Your tasks:
- 1) From the histogram equalization tutorial, reproduce the passage that starts at the words "Why Do You Use" and ends after the words "lack of contrast.".
- 2) Using the histogram equalization tutorial, decide whether each statement agrees with it, and answer yes or no with the deciding words quoted: (a) Pixel intensity levels usually range from 0 to 255. (b) An RGB colored image has a single histogram. (c) The Y-axis of a histogram represents the pixel intensity levels.

Page:
-.-.-

A Tutorial to Histogram Equalization
Improve your Neural Network’s Performance by Enhancing your Image Data
Image processing is one of the rapidly growing technologies of our time and it has become an integral part of the engineering and computer science disciplines. Among its many subsets, techniques such as median filter, contrast stretching, histogram equalization, negative image transformation, and power-law transformation are considered to be the most prominent. In this tutorial, we will focus on the histogram equalization.
What is a Histogram of An Image?
A histogram of an image is the graphical interpretation of the image’s pixel intensity values. It can be interpreted as the data structure that stores the frequencies of all the pixel intensity levels in the image.
As we can see in the image above, the X-axis represents the pixel intensity levels of the image. The intensity level usually ranges from 0 to 255. For a gray-scale image, there is only one histogram, whereas an RGB colored image will have three 2-D histograms — one for each color. The Y-axis of the histogram indicates the frequency or the number of pixels that have specific intensity values.
What is Histogram Equalization?
Histogram Equalization is an image processing technique that adjusts the contrast of an image by using its histogram. To enhance the image’s contrast, it spreads out the most frequent pixel intensity values or stretches out the intensity range of the image. By accomplishing this, histogram equalization allows the image’s areas with lower contrast to gain a higher contrast.
Why Do You Use Histogram Equalization?
Histogram Equalization can be used when you have images that look washed out because they do not have sufficient contrast. In such photographs, the light and dark areas blend together creating a flatter image that lacks highlights and shadows. Let’s take a look at an example -
In terms of Photography, this image is, without a doubt, a beautiful bokeh shot of a flower. However, for computer vision and image processing tasks, this photograph doesn’t provide much information since most of its areas are blurry due to lack of contrast.
But not to be worried. We can use histogram equalization to overcome this problem. Let’s take a look!

-.-.-

Dataset rows:

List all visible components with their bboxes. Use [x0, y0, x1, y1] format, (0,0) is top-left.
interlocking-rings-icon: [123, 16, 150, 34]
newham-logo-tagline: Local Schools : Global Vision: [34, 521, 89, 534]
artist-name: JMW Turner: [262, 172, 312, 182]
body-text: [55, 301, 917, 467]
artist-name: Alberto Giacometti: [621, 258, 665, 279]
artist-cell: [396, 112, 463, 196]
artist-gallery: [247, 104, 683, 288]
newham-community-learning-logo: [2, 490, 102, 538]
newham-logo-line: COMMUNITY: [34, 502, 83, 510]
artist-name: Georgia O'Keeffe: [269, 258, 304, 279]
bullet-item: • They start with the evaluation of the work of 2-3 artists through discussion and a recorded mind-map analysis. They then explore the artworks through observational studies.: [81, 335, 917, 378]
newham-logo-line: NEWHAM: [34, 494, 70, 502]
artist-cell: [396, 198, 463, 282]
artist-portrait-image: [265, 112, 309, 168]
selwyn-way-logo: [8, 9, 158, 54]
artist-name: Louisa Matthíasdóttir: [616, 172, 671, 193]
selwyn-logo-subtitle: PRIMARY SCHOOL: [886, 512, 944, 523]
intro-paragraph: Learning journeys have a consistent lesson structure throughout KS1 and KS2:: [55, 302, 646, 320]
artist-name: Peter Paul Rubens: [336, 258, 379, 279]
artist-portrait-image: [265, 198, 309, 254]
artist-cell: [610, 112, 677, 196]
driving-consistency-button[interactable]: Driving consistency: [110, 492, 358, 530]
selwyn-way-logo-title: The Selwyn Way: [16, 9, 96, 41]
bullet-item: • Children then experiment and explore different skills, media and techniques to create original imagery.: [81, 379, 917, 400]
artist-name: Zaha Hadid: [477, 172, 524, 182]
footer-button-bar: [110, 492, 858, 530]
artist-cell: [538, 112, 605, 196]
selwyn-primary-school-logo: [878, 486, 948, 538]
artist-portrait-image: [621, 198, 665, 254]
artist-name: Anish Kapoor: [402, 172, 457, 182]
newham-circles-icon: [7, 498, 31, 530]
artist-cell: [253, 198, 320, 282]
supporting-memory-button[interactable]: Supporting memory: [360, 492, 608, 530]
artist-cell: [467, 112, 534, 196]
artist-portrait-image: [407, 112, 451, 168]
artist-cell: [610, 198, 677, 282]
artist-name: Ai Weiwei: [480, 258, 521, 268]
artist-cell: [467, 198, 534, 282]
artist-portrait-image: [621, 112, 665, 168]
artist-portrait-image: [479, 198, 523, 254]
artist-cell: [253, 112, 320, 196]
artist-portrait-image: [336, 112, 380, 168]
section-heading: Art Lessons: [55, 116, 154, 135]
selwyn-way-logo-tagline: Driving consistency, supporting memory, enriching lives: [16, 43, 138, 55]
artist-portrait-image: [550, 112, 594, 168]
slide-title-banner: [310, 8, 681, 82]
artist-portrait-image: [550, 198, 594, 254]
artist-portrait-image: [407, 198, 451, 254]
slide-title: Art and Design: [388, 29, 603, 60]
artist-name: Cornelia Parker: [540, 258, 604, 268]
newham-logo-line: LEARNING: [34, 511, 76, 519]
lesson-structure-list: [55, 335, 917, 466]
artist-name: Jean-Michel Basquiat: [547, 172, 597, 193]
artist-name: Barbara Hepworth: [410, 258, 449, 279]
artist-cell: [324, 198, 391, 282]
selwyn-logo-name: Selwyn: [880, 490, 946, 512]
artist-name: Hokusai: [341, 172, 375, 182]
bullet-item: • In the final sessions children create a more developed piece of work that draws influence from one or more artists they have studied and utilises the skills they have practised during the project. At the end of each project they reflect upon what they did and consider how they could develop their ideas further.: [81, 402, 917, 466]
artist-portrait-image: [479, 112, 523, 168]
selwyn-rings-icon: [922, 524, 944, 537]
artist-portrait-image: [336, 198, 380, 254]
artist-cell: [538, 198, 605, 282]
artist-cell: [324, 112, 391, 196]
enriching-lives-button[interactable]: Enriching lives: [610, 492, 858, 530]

-.-.-

Solutions by task:
- 1)
Why Do You Use Histogram Equalization?
Histogram Equalization can be used when you have images that look washed out because they do not have sufficient contrast. In such photographs, the light and dark areas blend together creating a flatter image that lacks highlights and shadows. Let’s take a look at an example -
In terms of Photography, this image is, without a doubt, a beautiful bokeh shot of a flower. However, for computer vision and image processing tasks, this photograph doesn’t provide much information since most of its areas are blurry due to lack of contrast.

- 2)
(a) Yes: "The intensity level usually ranges from 0 to 255."
(b) No: "an RGB colored image will have three 2-D histograms — one for each color."
(c) No: "The Y-axis of the histogram indicates the frequency or the number of pixels that have specific intensity values."